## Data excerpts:

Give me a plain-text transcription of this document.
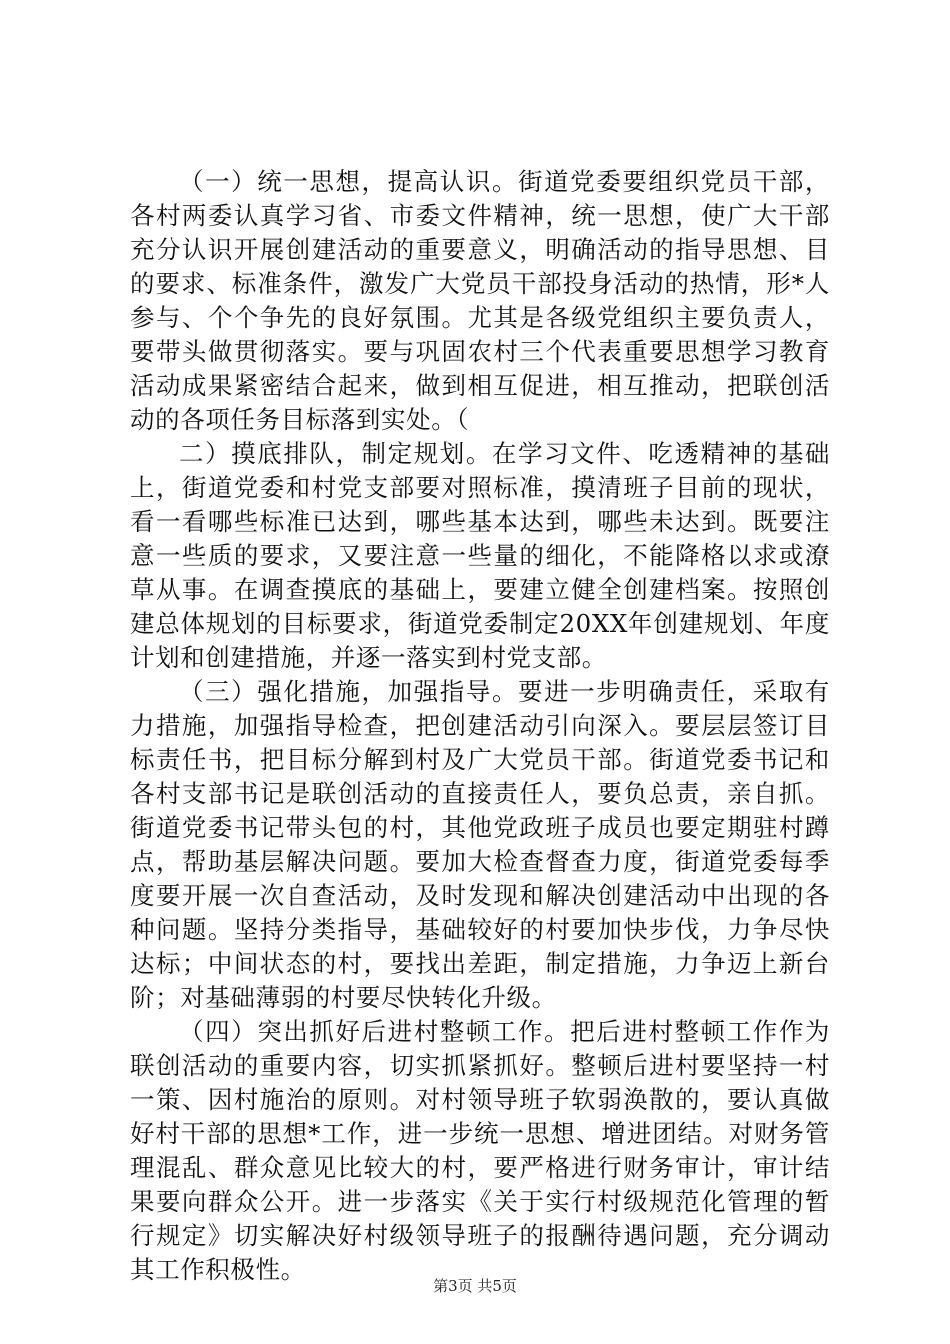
（一）统一思想，提高认识。街道党委要组织党员干部，各村两委认真学习省、市委文件精神，统一思想，使广大干部充分认识开展创建活动的重要意义，明确活动的指导思想、目的要求、标准条件，激发广大党员干部投身活动的热情，形*人参与、个个争先的良好氛围。尤其是各级党组织主要负责人，要带头做贯彻落实。要与巩固农村三个代表重要思想学习教育活动成果紧密结合起来，做到相互促进，相互推动，把联创活动的各项任务目标落到实处。（

二）摸底排队，制定规划。在学习文件、吃透精神的基础上，街道党委和村党支部要对照标准，摸清班子目前的现状，看一看哪些标准已达到，哪些基本达到，哪些未达到。既要注意一些质的要求，又要注意一些量的细化，不能降格以求或潦草从事。在调查摸底的基础上，要建立健全创建档案。按照创建总体规划的目标要求，街道党委制定20XX年创建规划、年度计划和创建措施，并逐一落实到村党支部。

（三）强化措施，加强指导。要进一步明确责任，采取有力措施，加强指导检查，把创建活动引向深入。要层层签订目标责任书，把目标分解到村及广大党员干部。街道党委书记和各村支部书记是联创活动的直接责任人，要负总责，亲自抓。街道党委书记带头包的村，其他党政班子成员也要定期驻村蹲点，帮助基层解决问题。要加大检查督查力度，街道党委每季度要开展一次自查活动，及时发现和解决创建活动中出现的各种问题。坚持分类指导，基础较好的村要加快步伐，力争尽快达标；中间状态的村，要找出差距，制定措施，力争迈上新台阶；对基础薄弱的村要尽快转化升级。

（四）突出抓好后进村整顿工作。把后进村整顿工作作为联创活动的重要内容，切实抓紧抓好。整顿后进村要坚持一村一策、因村施治的原则。对村领导班子软弱涣散的，要认真做好村干部的思想*工作，进一步统一思想、增进团结。对财务管理混乱、群众意见比较大的村，要严格进行财务审计，审计结果要向群众公开。进一步落实《关于实行村级规范化管理的暂行规定》切实解决好村级领导班子的报酬待遇问题，充分调动其工作积极性。

第3页 共5页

## Aim of the task:
Every line should be retyped exactly, with the pictures omitted.

## Response below:
Give me a plain-text transcription of this document.
（一）统一思想，提高认识。街道党委要组织党员干部，各村两委认真学习省、市委文件精神，统一思想，使广大干部充分认识开展创建活动的重要意义，明确活动的指导思想、目的要求、标准条件，激发广大党员干部投身活动的热情，形*人参与、个个争先的良好氛围。尤其是各级党组织主要负责人，要带头做贯彻落实。要与巩固农村三个代表重要思想学习教育活动成果紧密结合起来，做到相互促进，相互推动，把联创活动的各项任务目标落到实处。（

二）摸底排队，制定规划。在学习文件、吃透精神的基础上，街道党委和村党支部要对照标准，摸清班子目前的现状，看一看哪些标准已达到，哪些基本达到，哪些未达到。既要注意一些质的要求，又要注意一些量的细化，不能降格以求或潦草从事。在调查摸底的基础上，要建立健全创建档案。按照创建总体规划的目标要求，街道党委制定20XX年创建规划、年度计划和创建措施，并逐一落实到村党支部。

（三）强化措施，加强指导。要进一步明确责任，采取有力措施，加强指导检查，把创建活动引向深入。要层层签订目标责任书，把目标分解到村及广大党员干部。街道党委书记和各村支部书记是联创活动的直接责任人，要负总责，亲自抓。街道党委书记带头包的村，其他党政班子成员也要定期驻村蹲点，帮助基层解决问题。要加大检查督查力度，街道党委每季度要开展一次自查活动，及时发现和解决创建活动中出现的各种问题。坚持分类指导，基础较好的村要加快步伐，力争尽快达标；中间状态的村，要找出差距，制定措施，力争迈上新台阶；对基础薄弱的村要尽快转化升级。

（四）突出抓好后进村整顿工作。把后进村整顿工作作为联创活动的重要内容，切实抓紧抓好。整顿后进村要坚持一村一策、因村施治的原则。对村领导班子软弱涣散的，要认真做好村干部的思想*工作，进一步统一思想、增进团结。对财务管理混乱、群众意见比较大的村，要严格进行财务审计，审计结果要向群众公开。进一步落实《关于实行村级规范化管理的暂行规定》切实解决好村级领导班子的报酬待遇问题，充分调动其工作积极性。

第3页 共5页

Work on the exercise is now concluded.